*TASK*
How many lines of these entries include the string "that"? State the number alone.

*RECORD SET*
## START

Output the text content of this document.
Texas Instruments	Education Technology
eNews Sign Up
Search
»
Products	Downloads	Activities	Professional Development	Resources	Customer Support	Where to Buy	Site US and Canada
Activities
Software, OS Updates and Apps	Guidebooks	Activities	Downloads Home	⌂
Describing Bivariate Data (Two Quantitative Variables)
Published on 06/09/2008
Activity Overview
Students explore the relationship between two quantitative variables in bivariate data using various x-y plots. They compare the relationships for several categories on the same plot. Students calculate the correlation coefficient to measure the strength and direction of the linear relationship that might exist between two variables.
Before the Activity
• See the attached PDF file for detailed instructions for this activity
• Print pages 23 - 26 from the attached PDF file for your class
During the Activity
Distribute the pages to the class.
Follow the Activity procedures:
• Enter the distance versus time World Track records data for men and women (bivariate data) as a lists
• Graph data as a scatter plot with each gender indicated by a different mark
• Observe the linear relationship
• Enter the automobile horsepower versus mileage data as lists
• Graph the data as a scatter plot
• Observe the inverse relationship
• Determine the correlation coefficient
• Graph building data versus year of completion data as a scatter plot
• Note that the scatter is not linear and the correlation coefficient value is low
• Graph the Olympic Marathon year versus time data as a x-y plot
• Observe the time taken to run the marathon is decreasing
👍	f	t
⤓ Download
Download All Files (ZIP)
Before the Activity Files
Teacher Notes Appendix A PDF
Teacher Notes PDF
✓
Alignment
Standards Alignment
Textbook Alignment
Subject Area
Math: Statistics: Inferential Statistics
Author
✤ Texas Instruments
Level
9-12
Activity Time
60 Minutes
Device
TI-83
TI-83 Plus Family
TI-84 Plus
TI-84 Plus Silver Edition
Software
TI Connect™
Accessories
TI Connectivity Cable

## END

*RESULT FOR THIS TASK*
2